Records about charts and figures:

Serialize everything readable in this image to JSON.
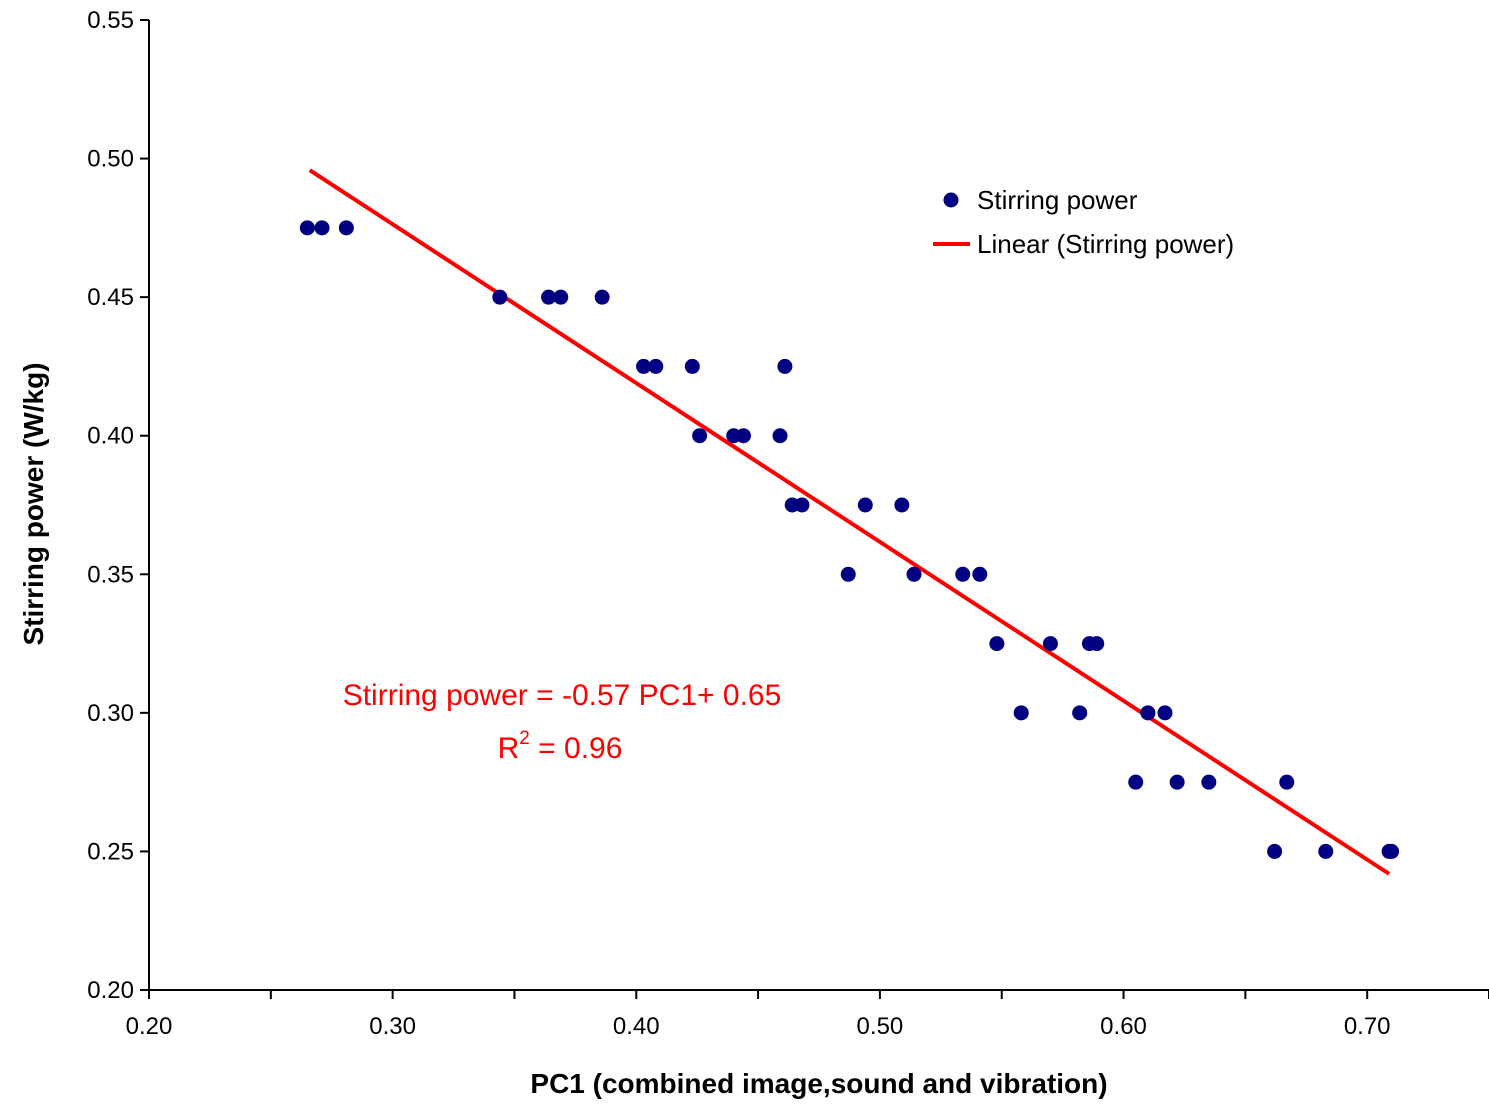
{
  "chart_data": {
    "type": "scatter",
    "title": "",
    "xlabel": "PC1 (combined image,sound and vibration)",
    "ylabel": "Stirring power (W/kg)",
    "xlim": [
      0.2,
      0.75
    ],
    "ylim": [
      0.2,
      0.55
    ],
    "xticks": [
      "0.20",
      "0.30",
      "0.40",
      "0.50",
      "0.60",
      "0.70"
    ],
    "yticks": [
      "0.20",
      "0.25",
      "0.30",
      "0.35",
      "0.40",
      "0.45",
      "0.50",
      "0.55"
    ],
    "grid": false,
    "legend_position": "top-right",
    "series": [
      {
        "name": "Stirring power",
        "kind": "scatter",
        "color": "#000080",
        "points": [
          [
            0.265,
            0.475
          ],
          [
            0.271,
            0.475
          ],
          [
            0.281,
            0.475
          ],
          [
            0.344,
            0.45
          ],
          [
            0.364,
            0.45
          ],
          [
            0.369,
            0.45
          ],
          [
            0.386,
            0.45
          ],
          [
            0.403,
            0.425
          ],
          [
            0.408,
            0.425
          ],
          [
            0.423,
            0.425
          ],
          [
            0.461,
            0.425
          ],
          [
            0.426,
            0.4
          ],
          [
            0.44,
            0.4
          ],
          [
            0.444,
            0.4
          ],
          [
            0.459,
            0.4
          ],
          [
            0.464,
            0.375
          ],
          [
            0.468,
            0.375
          ],
          [
            0.494,
            0.375
          ],
          [
            0.509,
            0.375
          ],
          [
            0.487,
            0.35
          ],
          [
            0.514,
            0.35
          ],
          [
            0.534,
            0.35
          ],
          [
            0.541,
            0.35
          ],
          [
            0.548,
            0.325
          ],
          [
            0.57,
            0.325
          ],
          [
            0.586,
            0.325
          ],
          [
            0.589,
            0.325
          ],
          [
            0.558,
            0.3
          ],
          [
            0.582,
            0.3
          ],
          [
            0.61,
            0.3
          ],
          [
            0.617,
            0.3
          ],
          [
            0.605,
            0.275
          ],
          [
            0.622,
            0.275
          ],
          [
            0.635,
            0.275
          ],
          [
            0.667,
            0.275
          ],
          [
            0.662,
            0.25
          ],
          [
            0.683,
            0.25
          ],
          [
            0.709,
            0.25
          ],
          [
            0.71,
            0.25
          ]
        ]
      },
      {
        "name": "Linear (Stirring power)",
        "kind": "trendline",
        "color": "#ff0000",
        "points": [
          [
            0.266,
            0.4958
          ],
          [
            0.709,
            0.2419
          ]
        ]
      }
    ],
    "annotations": {
      "equation": "Stirring power = -0.57 PC1+ 0.65",
      "r2_prefix": "R",
      "r2_sup": "2",
      "r2_suffix": " = 0.96"
    }
  }
}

REQUIRED TASK:
Go through the material above and count the lines that contain "power"; answer with the number alone.

ANSWER IN FULL:
4